Stated problem: Omit all images. Write out the rest of the material exactly.

Stored data
**********

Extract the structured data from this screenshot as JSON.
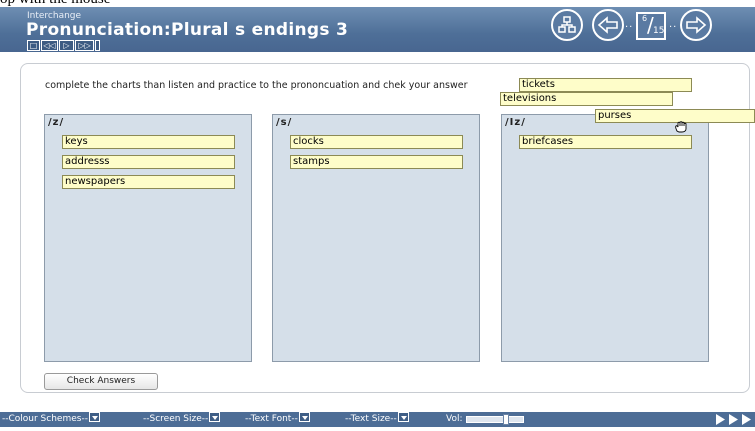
{
  "cut_caption": "op with the mouse",
  "header": {
    "app_name": "Interchange",
    "title": "Pronunciation:Plural s endings 3",
    "mini_controls": [
      "□",
      "◁◁",
      "▷",
      "▷▷"
    ],
    "page_current": "6",
    "page_total": "15"
  },
  "activity": {
    "instructions": "complete the charts than listen and practice to the prononcuation and chek your answer",
    "columns": [
      {
        "heading": "/z/",
        "words": [
          "keys",
          "addresss",
          "newspapers"
        ]
      },
      {
        "heading": "/s/",
        "words": [
          "clocks",
          "stamps"
        ]
      },
      {
        "heading": "/Iz/",
        "words": [
          "briefcases"
        ]
      }
    ],
    "word_bank": [
      "tickets",
      "televisions",
      "purses"
    ],
    "check_button": "Check Answers"
  },
  "bottom_bar": {
    "colour_schemes": "--Colour Schemes--",
    "screen_size": "--Screen Size--",
    "text_font": "--Text Font--",
    "text_size": "--Text Size--",
    "volume_label": "Vol:",
    "volume_level": 0.65
  },
  "colors": {
    "header": "#4e6f98",
    "column_bg": "#d5dfe9",
    "word_bg": "#fefdc9"
  },
  "icons": [
    "sitemap-icon",
    "back-arrow-icon",
    "next-arrow-icon",
    "hand-cursor-icon",
    "play-arrows-icon"
  ]
}
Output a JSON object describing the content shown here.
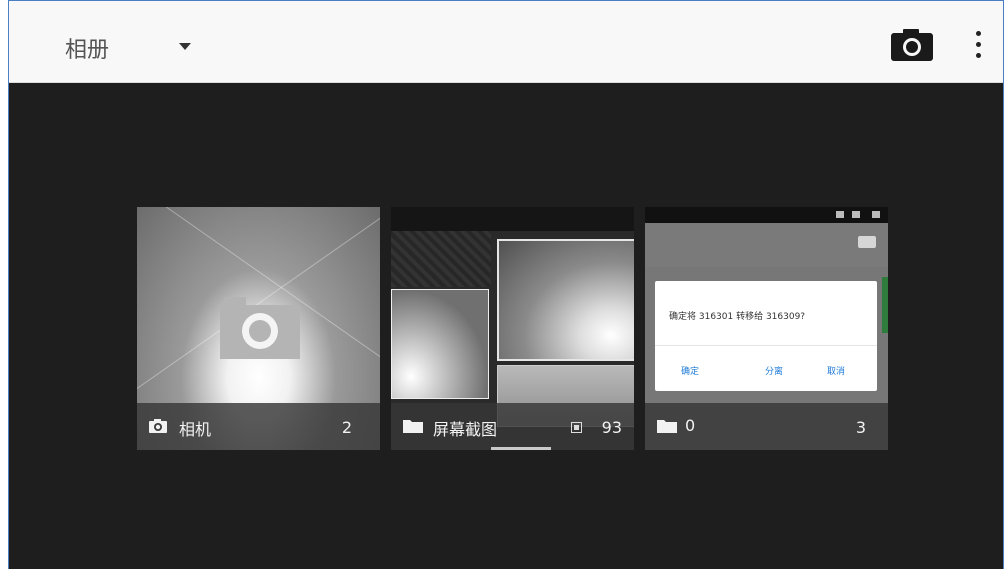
{
  "header": {
    "title": "相册"
  },
  "albums": [
    {
      "name": "相机",
      "count": "2"
    },
    {
      "name": "屏幕截图",
      "count": "93"
    },
    {
      "name": "0",
      "count": "3"
    }
  ],
  "dialog_preview": {
    "message": "确定将 316301 转移给 316309?",
    "buttons": [
      "确定",
      "分离",
      "取消"
    ]
  }
}
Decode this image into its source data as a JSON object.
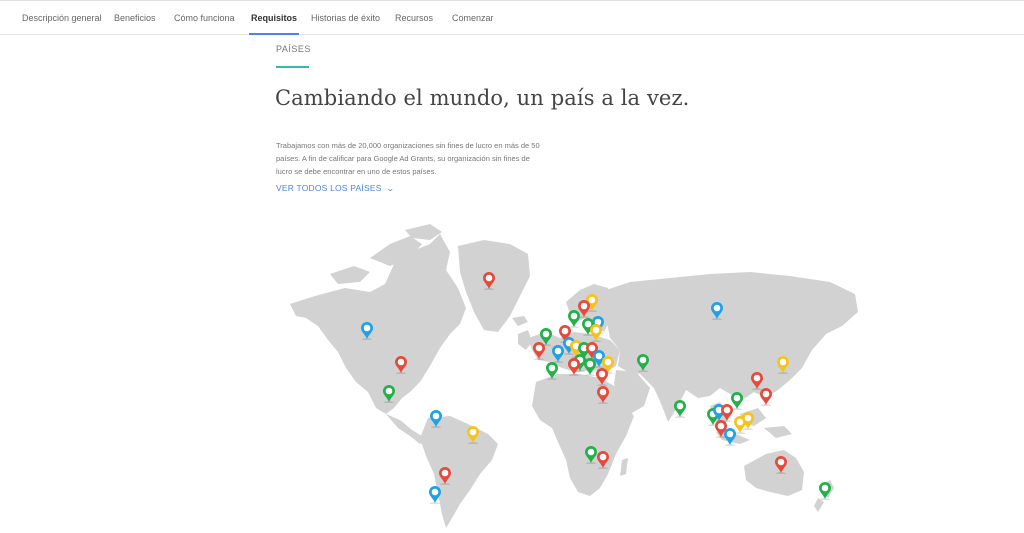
{
  "nav": {
    "tabs": [
      {
        "label": "Descripción general",
        "active": false
      },
      {
        "label": "Beneficios",
        "active": false
      },
      {
        "label": "Cómo funciona",
        "active": false
      },
      {
        "label": "Requisitos",
        "active": true
      },
      {
        "label": "Historias de éxito",
        "active": false
      },
      {
        "label": "Recursos",
        "active": false
      },
      {
        "label": "Comenzar",
        "active": false
      }
    ],
    "active_color": "#4a86e8"
  },
  "section": {
    "label": "PAÍSES",
    "rule_color": "#35b8b0",
    "title": "Cambiando el mundo, un país a la vez.",
    "body": "Trabajamos con más de 20,000 organizaciones sin fines de lucro en más de 50 países. A fin de calificar para Google Ad Grants, su organización sin fines de lucro se debe encontrar en uno de estos países.",
    "link_label": "VER TODOS LOS PAÍSES",
    "link_icon": "chevron-down-icon"
  },
  "map": {
    "land_color": "#d2d2d2",
    "pin_colors": {
      "red": "#e8493a",
      "green": "#22b04b",
      "yellow": "#f8c21c",
      "blue": "#1ea1e6"
    }
  }
}
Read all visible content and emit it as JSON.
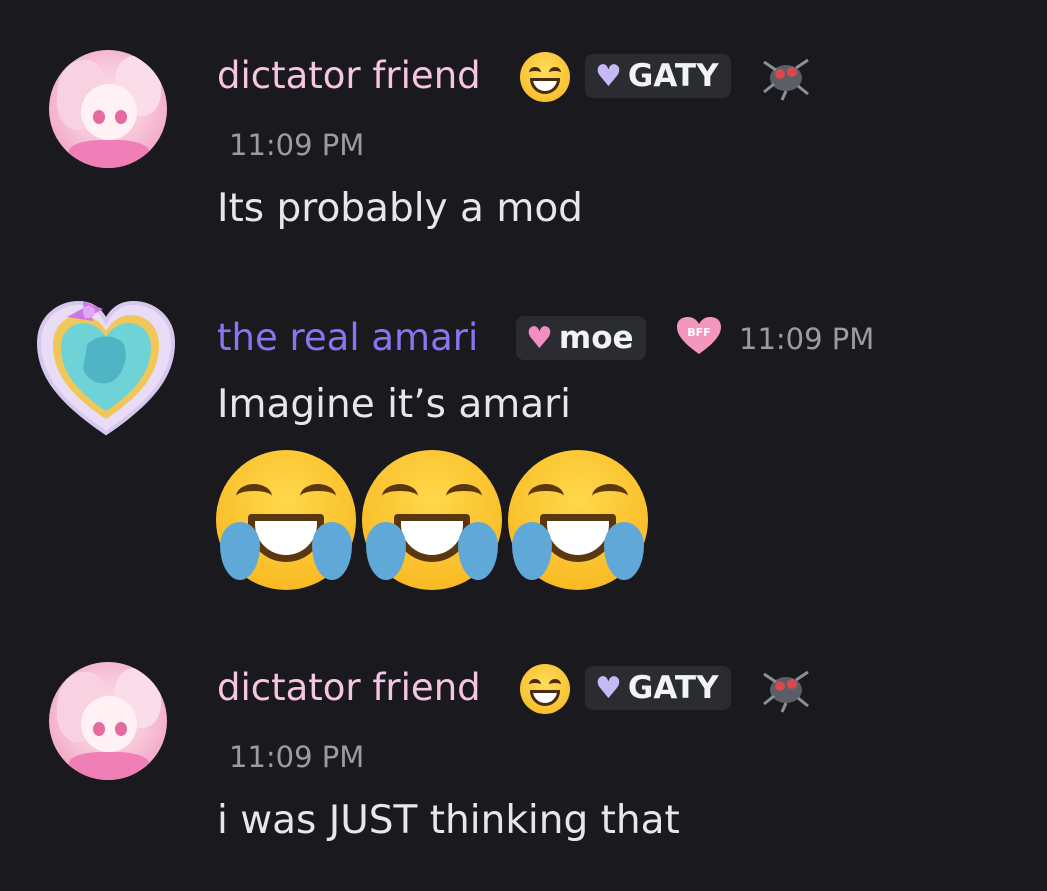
{
  "messages": [
    {
      "username": "dictator friend",
      "username_color": "#f6c5e3",
      "role_tag": "GATY",
      "role_icon": "lavender-heart",
      "timestamp": "11:09 PM",
      "text": "Its probably a mod"
    },
    {
      "username": "the real amari",
      "username_color": "#8b73f2",
      "role_tag": "moe",
      "role_icon": "pink-heart",
      "badge": "BFF",
      "timestamp": "11:09 PM",
      "text": "Imagine it’s amari",
      "emojis": [
        "face-with-tears-of-joy",
        "face-with-tears-of-joy",
        "face-with-tears-of-joy"
      ]
    },
    {
      "username": "dictator friend",
      "username_color": "#f6c5e3",
      "role_tag": "GATY",
      "role_icon": "lavender-heart",
      "timestamp": "11:09 PM",
      "text": "i was JUST thinking that"
    }
  ],
  "theme": {
    "background": "#1a1a1e",
    "tag_background": "#2b2c31",
    "timestamp_color": "#9a9ca3"
  }
}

**********

Solution for this task:
Extract the structured data from this screenshot as JSON.
{
  "cut_caption": "op with the mouse",
  "header": {
    "app_name": "Interchange",
    "title": "Pronunciation:Plural s endings 3",
    "mini_controls": [
      "□",
      "◁◁",
      "▷",
      "▷▷"
    ],
    "page_current": "6",
    "page_total": "15"
  },
  "activity": {
    "instructions": "complete the charts than listen and practice to the prononcuation and chek your answer",
    "columns": [
      {
        "heading": "/z/",
        "words": [
          "keys",
          "addresss",
          "newspapers"
        ]
      },
      {
        "heading": "/s/",
        "words": [
          "clocks",
          "stamps"
        ]
      },
      {
        "heading": "/Iz/",
        "words": [
          "briefcases"
        ]
      }
    ],
    "word_bank": [
      "tickets",
      "televisions",
      "purses"
    ],
    "check_button": "Check Answers"
  },
  "bottom_bar": {
    "colour_schemes": "--Colour Schemes--",
    "screen_size": "--Screen Size--",
    "text_font": "--Text Font--",
    "text_size": "--Text Size--",
    "volume_label": "Vol:",
    "volume_level": 0.65
  },
  "colors": {
    "header": "#4e6f98",
    "column_bg": "#d5dfe9",
    "word_bg": "#fefdc9"
  },
  "icons": [
    "sitemap-icon",
    "back-arrow-icon",
    "next-arrow-icon",
    "hand-cursor-icon",
    "play-arrows-icon"
  ]
}
Output a JSON object describing the content shown here.
{
  "header": {
    "title": "相册"
  },
  "albums": [
    {
      "name": "相机",
      "count": "2"
    },
    {
      "name": "屏幕截图",
      "count": "93"
    },
    {
      "name": "0",
      "count": "3"
    }
  ],
  "dialog_preview": {
    "message": "确定将 316301 转移给 316309?",
    "buttons": [
      "确定",
      "分离",
      "取消"
    ]
  }
}
Decode this image into its source data as a JSON object.
{
  "nav": {
    "tabs": [
      {
        "label": "Descripción general",
        "active": false
      },
      {
        "label": "Beneficios",
        "active": false
      },
      {
        "label": "Cómo funciona",
        "active": false
      },
      {
        "label": "Requisitos",
        "active": true
      },
      {
        "label": "Historias de éxito",
        "active": false
      },
      {
        "label": "Recursos",
        "active": false
      },
      {
        "label": "Comenzar",
        "active": false
      }
    ],
    "active_color": "#4a86e8"
  },
  "section": {
    "label": "PAÍSES",
    "rule_color": "#35b8b0",
    "title": "Cambiando el mundo, un país a la vez.",
    "body": "Trabajamos con más de 20,000 organizaciones sin fines de lucro en más de 50 países. A fin de calificar para Google Ad Grants, su organización sin fines de lucro se debe encontrar en uno de estos países.",
    "link_label": "VER TODOS LOS PAÍSES",
    "link_icon": "chevron-down-icon"
  },
  "map": {
    "land_color": "#d2d2d2",
    "pin_colors": {
      "red": "#e8493a",
      "green": "#22b04b",
      "yellow": "#f8c21c",
      "blue": "#1ea1e6"
    }
  }
}
Read all visible content and emit it as JSON.
{
  "messages": [
    {
      "username": "dictator friend",
      "username_color": "#f6c5e3",
      "role_tag": "GATY",
      "role_icon": "lavender-heart",
      "timestamp": "11:09 PM",
      "text": "Its probably a mod"
    },
    {
      "username": "the real amari",
      "username_color": "#8b73f2",
      "role_tag": "moe",
      "role_icon": "pink-heart",
      "badge": "BFF",
      "timestamp": "11:09 PM",
      "text": "Imagine it’s amari",
      "emojis": [
        "face-with-tears-of-joy",
        "face-with-tears-of-joy",
        "face-with-tears-of-joy"
      ]
    },
    {
      "username": "dictator friend",
      "username_color": "#f6c5e3",
      "role_tag": "GATY",
      "role_icon": "lavender-heart",
      "timestamp": "11:09 PM",
      "text": "i was JUST thinking that"
    }
  ],
  "theme": {
    "background": "#1a1a1e",
    "tag_background": "#2b2c31",
    "timestamp_color": "#9a9ca3"
  }
}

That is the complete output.